╭──

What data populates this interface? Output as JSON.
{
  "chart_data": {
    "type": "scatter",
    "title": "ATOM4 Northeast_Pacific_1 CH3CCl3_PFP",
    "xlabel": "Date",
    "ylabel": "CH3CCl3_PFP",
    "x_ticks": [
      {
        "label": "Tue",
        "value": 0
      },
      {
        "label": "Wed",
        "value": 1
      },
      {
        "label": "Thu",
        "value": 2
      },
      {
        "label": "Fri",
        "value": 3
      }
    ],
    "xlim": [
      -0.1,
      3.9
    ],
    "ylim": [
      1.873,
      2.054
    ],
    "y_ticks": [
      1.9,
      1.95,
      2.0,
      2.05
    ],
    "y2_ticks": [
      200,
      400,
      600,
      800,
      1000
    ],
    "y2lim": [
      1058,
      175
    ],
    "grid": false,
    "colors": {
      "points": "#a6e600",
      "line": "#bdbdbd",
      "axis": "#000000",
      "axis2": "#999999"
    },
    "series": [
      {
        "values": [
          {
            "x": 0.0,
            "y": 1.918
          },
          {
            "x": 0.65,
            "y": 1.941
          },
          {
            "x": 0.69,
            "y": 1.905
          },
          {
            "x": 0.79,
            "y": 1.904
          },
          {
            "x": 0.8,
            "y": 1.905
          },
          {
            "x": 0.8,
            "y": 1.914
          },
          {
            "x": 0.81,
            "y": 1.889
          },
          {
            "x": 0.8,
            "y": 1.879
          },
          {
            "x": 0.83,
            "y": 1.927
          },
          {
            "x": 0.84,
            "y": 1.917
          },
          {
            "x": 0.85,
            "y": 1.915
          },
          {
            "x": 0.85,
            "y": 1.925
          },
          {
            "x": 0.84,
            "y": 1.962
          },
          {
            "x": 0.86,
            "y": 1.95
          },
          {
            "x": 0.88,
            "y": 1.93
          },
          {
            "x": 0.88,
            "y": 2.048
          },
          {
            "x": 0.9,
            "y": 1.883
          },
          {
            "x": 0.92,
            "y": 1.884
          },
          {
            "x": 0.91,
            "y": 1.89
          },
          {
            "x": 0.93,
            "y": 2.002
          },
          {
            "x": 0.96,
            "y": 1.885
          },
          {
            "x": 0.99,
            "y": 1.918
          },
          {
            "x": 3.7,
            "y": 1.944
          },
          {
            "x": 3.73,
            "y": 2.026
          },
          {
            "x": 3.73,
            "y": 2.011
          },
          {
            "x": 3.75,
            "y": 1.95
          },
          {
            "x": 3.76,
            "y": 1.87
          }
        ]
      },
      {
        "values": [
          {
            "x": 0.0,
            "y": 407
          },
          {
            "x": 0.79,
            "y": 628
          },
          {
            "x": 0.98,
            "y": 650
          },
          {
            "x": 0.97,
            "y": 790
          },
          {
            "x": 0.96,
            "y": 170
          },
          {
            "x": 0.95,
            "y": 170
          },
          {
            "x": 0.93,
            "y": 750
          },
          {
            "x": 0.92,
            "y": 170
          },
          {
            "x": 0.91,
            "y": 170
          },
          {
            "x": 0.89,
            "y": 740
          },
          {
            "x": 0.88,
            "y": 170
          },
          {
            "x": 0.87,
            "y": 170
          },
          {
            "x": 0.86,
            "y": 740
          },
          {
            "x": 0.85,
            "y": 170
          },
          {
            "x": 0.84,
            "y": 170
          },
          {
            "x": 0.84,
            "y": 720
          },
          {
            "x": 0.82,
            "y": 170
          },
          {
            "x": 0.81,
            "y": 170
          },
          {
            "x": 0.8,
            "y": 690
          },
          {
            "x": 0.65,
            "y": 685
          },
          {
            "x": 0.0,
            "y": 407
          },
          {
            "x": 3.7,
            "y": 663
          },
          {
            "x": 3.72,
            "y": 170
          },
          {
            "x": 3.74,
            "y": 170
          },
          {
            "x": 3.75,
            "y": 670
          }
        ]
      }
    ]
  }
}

╰──

• [The request] Every entry should be printed again exactly as it stands.

• [Expected answer]
What data populates this interface? Output as JSON.
{
  "chart_data": {
    "type": "scatter",
    "title": "ATOM4 Northeast_Pacific_1 CH3CCl3_PFP",
    "xlabel": "Date",
    "ylabel": "CH3CCl3_PFP",
    "x_ticks": [
      {
        "label": "Tue",
        "value": 0
      },
      {
        "label": "Wed",
        "value": 1
      },
      {
        "label": "Thu",
        "value": 2
      },
      {
        "label": "Fri",
        "value": 3
      }
    ],
    "xlim": [
      -0.1,
      3.9
    ],
    "ylim": [
      1.873,
      2.054
    ],
    "y_ticks": [
      1.9,
      1.95,
      2.0,
      2.05
    ],
    "y2_ticks": [
      200,
      400,
      600,
      800,
      1000
    ],
    "y2lim": [
      1058,
      175
    ],
    "grid": false,
    "colors": {
      "points": "#a6e600",
      "line": "#bdbdbd",
      "axis": "#000000",
      "axis2": "#999999"
    },
    "series": [
      {
        "values": [
          {
            "x": 0.0,
            "y": 1.918
          },
          {
            "x": 0.65,
            "y": 1.941
          },
          {
            "x": 0.69,
            "y": 1.905
          },
          {
            "x": 0.79,
            "y": 1.904
          },
          {
            "x": 0.8,
            "y": 1.905
          },
          {
            "x": 0.8,
            "y": 1.914
          },
          {
            "x": 0.81,
            "y": 1.889
          },
          {
            "x": 0.8,
            "y": 1.879
          },
          {
            "x": 0.83,
            "y": 1.927
          },
          {
            "x": 0.84,
            "y": 1.917
          },
          {
            "x": 0.85,
            "y": 1.915
          },
          {
            "x": 0.85,
            "y": 1.925
          },
          {
            "x": 0.84,
            "y": 1.962
          },
          {
            "x": 0.86,
            "y": 1.95
          },
          {
            "x": 0.88,
            "y": 1.93
          },
          {
            "x": 0.88,
            "y": 2.048
          },
          {
            "x": 0.9,
            "y": 1.883
          },
          {
            "x": 0.92,
            "y": 1.884
          },
          {
            "x": 0.91,
            "y": 1.89
          },
          {
            "x": 0.93,
            "y": 2.002
          },
          {
            "x": 0.96,
            "y": 1.885
          },
          {
            "x": 0.99,
            "y": 1.918
          },
          {
            "x": 3.7,
            "y": 1.944
          },
          {
            "x": 3.73,
            "y": 2.026
          },
          {
            "x": 3.73,
            "y": 2.011
          },
          {
            "x": 3.75,
            "y": 1.95
          },
          {
            "x": 3.76,
            "y": 1.87
          }
        ]
      },
      {
        "values": [
          {
            "x": 0.0,
            "y": 407
          },
          {
            "x": 0.79,
            "y": 628
          },
          {
            "x": 0.98,
            "y": 650
          },
          {
            "x": 0.97,
            "y": 790
          },
          {
            "x": 0.96,
            "y": 170
          },
          {
            "x": 0.95,
            "y": 170
          },
          {
            "x": 0.93,
            "y": 750
          },
          {
            "x": 0.92,
            "y": 170
          },
          {
            "x": 0.91,
            "y": 170
          },
          {
            "x": 0.89,
            "y": 740
          },
          {
            "x": 0.88,
            "y": 170
          },
          {
            "x": 0.87,
            "y": 170
          },
          {
            "x": 0.86,
            "y": 740
          },
          {
            "x": 0.85,
            "y": 170
          },
          {
            "x": 0.84,
            "y": 170
          },
          {
            "x": 0.84,
            "y": 720
          },
          {
            "x": 0.82,
            "y": 170
          },
          {
            "x": 0.81,
            "y": 170
          },
          {
            "x": 0.8,
            "y": 690
          },
          {
            "x": 0.65,
            "y": 685
          },
          {
            "x": 0.0,
            "y": 407
          },
          {
            "x": 3.7,
            "y": 663
          },
          {
            "x": 3.72,
            "y": 170
          },
          {
            "x": 3.74,
            "y": 170
          },
          {
            "x": 3.75,
            "y": 670
          }
        ]
      }
    ]
  }
}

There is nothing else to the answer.